═════ Records provided ═════

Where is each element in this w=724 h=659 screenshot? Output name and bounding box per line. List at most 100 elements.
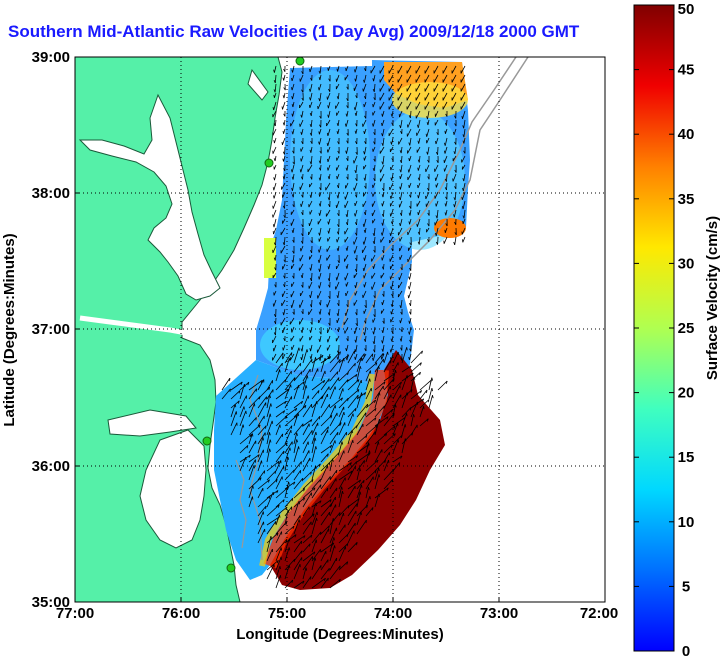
velocity-vector (406, 101, 412, 110)
velocity-vector-head (431, 388, 433, 392)
velocity-vector-head (390, 311, 392, 315)
velocity-vector (383, 263, 385, 270)
velocity-vector-head (297, 413, 300, 417)
velocity-vector (407, 227, 412, 236)
velocity-vector (257, 470, 266, 481)
velocity-vector-head (282, 158, 284, 162)
velocity-vector (284, 497, 294, 508)
velocity-vector-head (427, 159, 430, 163)
velocity-vector (329, 557, 338, 571)
velocity-vector-head (444, 142, 446, 146)
velocity-vector-head (257, 454, 260, 458)
velocity-vector (338, 462, 352, 472)
velocity-vector-head (395, 369, 397, 374)
velocity-vector-head (400, 130, 403, 134)
velocity-vector (302, 457, 311, 472)
velocity-vector (347, 363, 356, 373)
velocity-vector (347, 530, 355, 544)
velocity-vector-head (229, 388, 231, 392)
velocity-vector (397, 92, 403, 101)
velocity-vector-head (346, 86, 349, 90)
velocity-vector (409, 317, 412, 324)
velocity-vector-head (345, 214, 348, 218)
velocity-vector-head (353, 330, 356, 334)
velocity-vector-head (408, 157, 410, 162)
velocity-vector (275, 326, 277, 336)
velocity-vector (257, 449, 264, 463)
velocity-vector (320, 378, 330, 391)
velocity-vector-head (309, 543, 311, 547)
velocity-vector (320, 164, 322, 171)
velocity-vector-head (319, 500, 322, 504)
velocity-vector-head (427, 223, 430, 227)
velocity-vector (424, 74, 430, 83)
velocity-vector-head (273, 123, 276, 127)
velocity-vector-head (285, 415, 288, 420)
velocity-vector (452, 173, 457, 182)
velocity-vector (442, 83, 448, 92)
velocity-vector (329, 440, 336, 454)
velocity-vector (335, 281, 340, 290)
velocity-vector-head (391, 293, 394, 297)
velocity-vector (433, 83, 439, 92)
velocity-field-gulf-stream-edge (263, 369, 389, 569)
velocity-vector (327, 146, 331, 153)
velocity-vector-head (318, 311, 321, 315)
velocity-vector (302, 375, 308, 391)
velocity-vector-head (339, 359, 341, 363)
velocity-vector-head (400, 347, 403, 351)
velocity-vector (347, 394, 359, 409)
velocity-vector (382, 128, 385, 137)
velocity-vector-head (318, 87, 320, 91)
velocity-vector-head (327, 453, 329, 457)
velocity-vector-head (336, 239, 338, 243)
velocity-vector-head (355, 312, 358, 316)
velocity-vector-head (404, 438, 407, 442)
velocity-vector-head (312, 513, 315, 517)
velocity-vector-head (359, 468, 361, 472)
velocity-vector (319, 200, 322, 207)
velocity-vector (347, 466, 356, 481)
velocity-vector-head (462, 140, 465, 144)
velocity-vector-head (285, 539, 288, 543)
velocity-vector-head (240, 381, 243, 385)
velocity-vector (292, 227, 295, 233)
velocity-vector (365, 442, 369, 454)
velocity-vector (284, 425, 293, 436)
velocity-vector-head (292, 239, 295, 243)
velocity-vector-head (408, 212, 411, 216)
velocity-vector (356, 434, 368, 445)
velocity-vector (272, 200, 277, 209)
velocity-vector-head (462, 178, 465, 182)
velocity-vector (382, 326, 385, 333)
velocity-vector (392, 423, 399, 436)
velocity-vector (275, 547, 282, 562)
velocity-vector (273, 182, 277, 191)
velocity-vector-head (410, 389, 413, 393)
velocity-vector (389, 146, 394, 153)
velocity-vector (401, 155, 403, 163)
velocity-vector-head (373, 158, 376, 162)
velocity-vector (401, 424, 406, 436)
velocity-vector (310, 146, 313, 153)
velocity-vector (347, 503, 358, 517)
velocity-vector (364, 326, 367, 336)
velocity-vector (347, 522, 356, 535)
velocity-vector-head (407, 295, 409, 299)
velocity-vector-head (283, 284, 286, 288)
velocity-vector-head (334, 545, 336, 549)
velocity-vector-head (409, 194, 412, 198)
velocity-vector-head (327, 167, 329, 171)
velocity-vector-head (387, 351, 389, 355)
velocity-vector (355, 335, 358, 343)
velocity-vector (257, 479, 270, 490)
velocity-vector-head (363, 229, 366, 233)
velocity-vector-head (291, 131, 294, 135)
velocity-vector (433, 65, 439, 74)
velocity-vector (302, 506, 310, 517)
velocity-vector (248, 379, 263, 391)
velocity-vector (347, 461, 357, 472)
velocity-vector-head (301, 224, 304, 228)
velocity-vector-head (356, 542, 358, 546)
velocity-vector (257, 528, 266, 544)
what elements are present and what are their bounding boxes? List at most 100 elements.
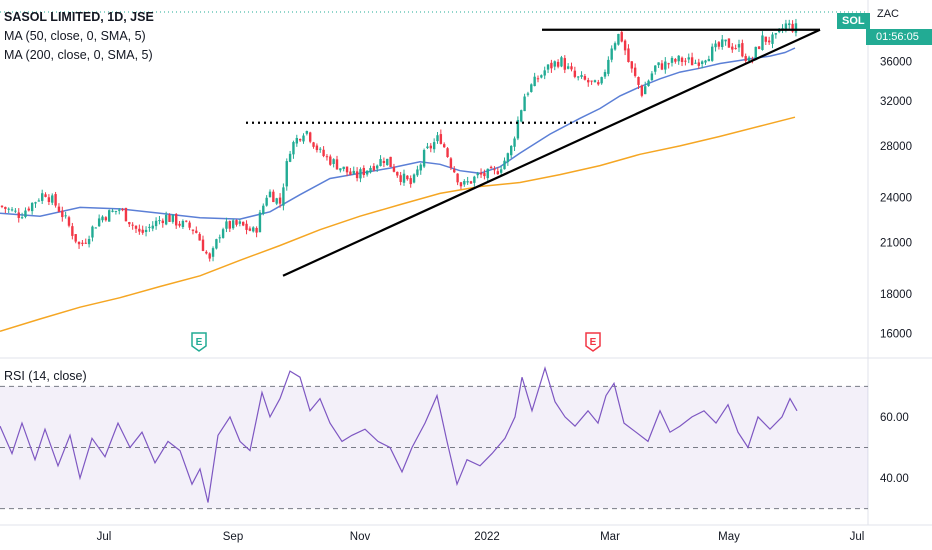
candle-body [483,173,486,177]
candle-body [298,139,302,141]
candle-body [164,214,168,225]
candle-body [466,181,469,183]
earnings-marker-shape [585,332,601,352]
candle-body [711,46,714,61]
candle-body [7,208,10,210]
candle-body [362,167,365,176]
candle-body [640,85,644,96]
candle-body [372,166,376,171]
candle-body [453,169,456,173]
candle-body [446,148,449,158]
candle-body [644,86,647,95]
candle-body [114,210,118,212]
candle-body [479,172,483,175]
chart-title: SASOL LIMITED, 1D, JSE [4,10,154,24]
price-tick-label: 36000 [880,57,912,69]
candle-body [436,135,439,142]
candle-body [520,110,523,122]
candle-body [556,61,560,67]
candle-body [54,194,57,206]
symbol-badge: SOL [837,13,870,29]
candle-body [349,171,352,175]
candle-body [794,23,798,33]
candle-body [764,36,767,42]
candle-body [700,61,704,64]
candle-body [620,32,623,42]
candle-body [97,218,101,227]
candle-body [600,77,603,84]
candle-body [215,239,218,249]
candle-body [660,63,664,70]
candle-body [30,202,34,212]
candle-body [352,170,355,174]
candle-body [506,153,510,163]
candle-body [319,148,322,150]
candle-body [34,202,37,204]
candle-body [630,61,633,69]
candle-body [376,165,379,169]
candle-body [677,55,680,62]
candle-body [513,138,516,147]
time-tick-label: Mar [600,531,620,543]
candle-body [463,181,466,185]
candle-body [439,134,443,144]
candle-body [144,229,148,233]
candle-body [285,161,288,187]
candle-body [4,206,7,209]
candle-body [84,242,87,244]
candle-body [650,73,654,81]
candle-body [218,237,221,239]
candle-body [205,251,208,254]
candle-body [680,57,684,62]
candle-body [198,234,201,241]
candle-body [536,78,540,80]
candle-body [406,175,409,180]
candle-body [171,214,175,222]
ma50-legend[interactable]: MA (50, close, 0, SMA, 5) [4,29,146,43]
ma200-legend[interactable]: MA (200, close, 0, SMA, 5) [4,48,153,62]
candle-body [741,43,744,57]
candle-body [392,166,396,172]
candle-body [221,229,225,238]
candle-body [37,200,41,202]
candle-body [309,132,312,142]
candle-body [242,221,245,226]
candle-body [124,208,128,222]
candle-body [570,66,573,70]
candle-body [272,191,275,203]
candle-body [10,209,14,211]
rsi-tick-label: 40.00 [880,473,909,485]
ma200-line [0,116,796,333]
candle-body [87,238,91,245]
candle-body [788,23,791,26]
candle-body [523,96,526,112]
earnings-marker-label: E [590,337,597,348]
earnings-marker-shape [191,332,207,352]
candle-body [704,60,707,63]
candle-body [355,171,359,179]
candle-body [550,62,553,69]
candle-body [151,225,154,229]
candle-body [61,210,64,218]
candle-body [195,230,198,233]
candle-body [278,197,282,204]
candle-body [734,48,737,50]
candle-body [47,197,51,202]
candle-body [422,150,426,167]
candle-body [138,228,141,232]
candle-body [235,220,238,225]
candle-body [670,57,674,63]
candle-body [329,156,332,165]
candle-body [426,146,429,149]
grid-layer [0,0,932,526]
candle-body [761,35,764,50]
candle-body [94,227,97,229]
candle-body [774,33,778,35]
candle-body [302,135,305,142]
candle-body [791,23,794,32]
rsi-legend[interactable]: RSI (14, close) [4,369,87,383]
candle-body [168,214,171,222]
candle-body [64,215,67,217]
candle-body [399,175,402,182]
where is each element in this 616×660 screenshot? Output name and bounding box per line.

═════

Problem to work on: Lay out the lines above as a numbered list, from the line containing "candle-body [483,173,486,177]" through the line containing "candle-body [171,214,175,222]", including both. Leave out any blank lines.

Response to this task:
1. candle-body [483,173,486,177]
2. candle-body [298,139,302,141]
3. candle-body [164,214,168,225]
4. candle-body [466,181,469,183]
5. earnings-marker-shape [585,332,601,352]
6. candle-body [711,46,714,61]
7. candle-body [7,208,10,210]
8. candle-body [362,167,365,176]
9. candle-body [640,85,644,96]
10. candle-body [372,166,376,171]
11. candle-body [453,169,456,173]
12. candle-body [446,148,449,158]
13. candle-body [644,86,647,95]
14. candle-body [114,210,118,212]
15. candle-body [479,172,483,175]
16. chart-title: SASOL LIMITED, 1D, JSE [4,10,154,24]
17. price-tick-label: 36000 [880,57,912,69]
18. candle-body [436,135,439,142]
19. candle-body [520,110,523,122]
20. candle-body [556,61,560,67]
21. candle-body [54,194,57,206]
22. symbol-badge: SOL [837,13,870,29]
23. candle-body [349,171,352,175]
24. candle-body [794,23,798,33]
25. candle-body [764,36,767,42]
26. candle-body [700,61,704,64]
27. candle-body [620,32,623,42]
28. candle-body [97,218,101,227]
29. candle-body [600,77,603,84]
30. candle-body [215,239,218,249]
31. candle-body [660,63,664,70]
32. candle-body [30,202,34,212]
33. candle-body [352,170,355,174]
34. candle-body [506,153,510,163]
35. candle-body [319,148,322,150]
36. candle-body [34,202,37,204]
37. candle-body [630,61,633,69]
38. candle-body [376,165,379,169]
39. candle-body [677,55,680,62]
40. candle-body [513,138,516,147]
41. time-tick-label: Mar [600,531,620,543]
42. candle-body [463,181,466,185]
43. candle-body [439,134,443,144]
44. candle-body [144,229,148,233]
45. candle-body [285,161,288,187]
46. candle-body [4,206,7,209]
47. candle-body [84,242,87,244]
48. candle-body [650,73,654,81]
49. candle-body [218,237,221,239]
50. candle-body [205,251,208,254]
51. candle-body [680,57,684,62]
52. candle-body [198,234,201,241]
53. candle-body [536,78,540,80]
54. candle-body [406,175,409,180]
55. candle-body [171,214,175,222]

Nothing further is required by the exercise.